> GIVEN PROBLEM
Say how many lines in the records include the string "совсем", adding no other words.

> INFORMATION GIVEN

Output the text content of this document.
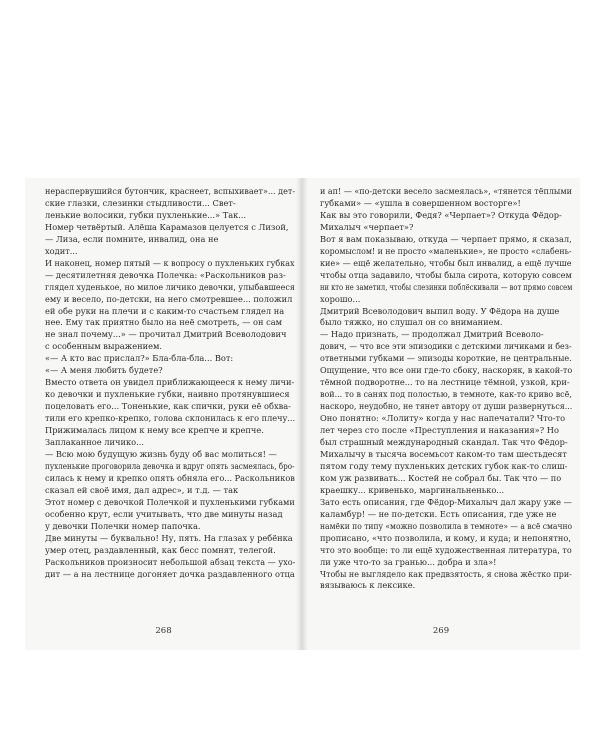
нераспервушийся бутончик, краснеет, вспыхивает»... дет-
ские глазки, слезинки стыдливости... Свет-
ленькие волосики, губки пухленькие...» Так...
Номер четвёртый. Алёша Карамазов целуется с Лизой,
— Лиза, если помните, инвалид, она не
ходит...
И наконец, номер пятый — к вопросу о пухленьких губках
— десятилетняя девочка Полечка: «Раскольников раз-
глядел худенькое, но милое личико девочки, улыбавшееся
ему и весело, по-детски, на него смотревшее... положил
ей обе руки на плечи и с каким-то счастьем глядел на
нее. Ему так приятно было на неё смотреть, — он сам
не знал почему...» — прочитал Дмитрий Всеволодович
с особенным выражением.
«— А кто вас прислал?» Бла-бла-бла... Вот:
«— А меня любить будете?
Вместо ответа он увидел приближающееся к нему личи-
ко девочки и пухленькие губки, наивно протянувшиеся
поцеловать его... Тоненькие, как спички, руки её обхва-
тили его крепко-крепко, голова склонилась к его плечу...
Прижималась лицом к нему все крепче и крепче.
Заплаканное личико...
— Всю мою будущую жизнь буду об вас молиться! —
пухленькие проговорила девочка и вдруг опять засмеялась, бро-
силась к нему и крепко опять обняла его... Раскольников
сказал ей своё имя, дал адрес», и т.д. — так
Этот номер с девочкой Полечкой и пухленькими губками
особенно крут, если учитывать, что две минуты назад
у девочки Полечки номер папочка.
Две минуты — буквально! Ну, пять. На глазах у ребёнка
умер отец, раздавленный, как бесс помнят, телегой.
Раскольников произносит небольшой абзац текста — ухо-
дит — а на лестнице догоняет дочка раздавленного отца
268
и ап! — «по-детски весело засмеялась», «тянется тёплыми
губками» — «ушла в совершенном восторге»!
Как вы это говорили, Федя? «Черпает»? Откуда Фёдор-
Михалыч «черпает»?
Вот я вам показываю, откуда — черпает прямо, я сказал,
коромыслом! и не просто «маленькие», не просто «слабень-
кие» — ещё желательно, чтобы был инвалид, а ещё лучше
чтобы отца задавило, чтобы была сирота, которую совсем
ни кто не заметил, чтобы слезинки поблёскивали — вот прямо совсем
хорошо...
Дмитрий Всеволодович выпил воду. У Фёдора на душе
было тяжко, но слушал он со вниманием.
— Надо признать, — продолжал Дмитрий Всеволо-
дович, — что все эти эпизодики с детскими личиками и без-
ответными губками — эпизоды короткие, не центральные.
Ощущение, что все они где-то сбоку, наскоряк, в какой-то
тёмной подворотне... то на лестнице тёмной, узкой, кри-
вой... то в санях под полостью, в темноте, как-то криво всё,
наскоро, неудобно, не тянет автору от души развернуться...
Оно понятно: «Лолиту» когда у нас напечатали? Что-то
лет через сто после «Преступления и наказания»? Но
был страшный международный скандал. Так что Фёдор-
Михалычу в тысяча восемьсот каком-то там шестьдесят
пятом году тему пухленьких детских губок как-то слиш-
ком уж развивать... Костей не собрал бы. Так что — по
краешку... кривенько, маргинальненько...
Зато есть описания, где Фёдор-Михалыч дал жару уже —
каламбур! — не по-детски. Есть описания, где уже не
намёки по типу «можно позволила в темноте» — а всё смачно
прописано, «что позволила, и кому, и куда; и непонятно,
что это вообще: то ли ещё художественная литература, то
ли уже что-то за гранью... добра и зла»!
Чтобы не выглядело как предвзятость, я снова жёстко при-
вязываюсь к лексике.
269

> FINAL ANSWER
2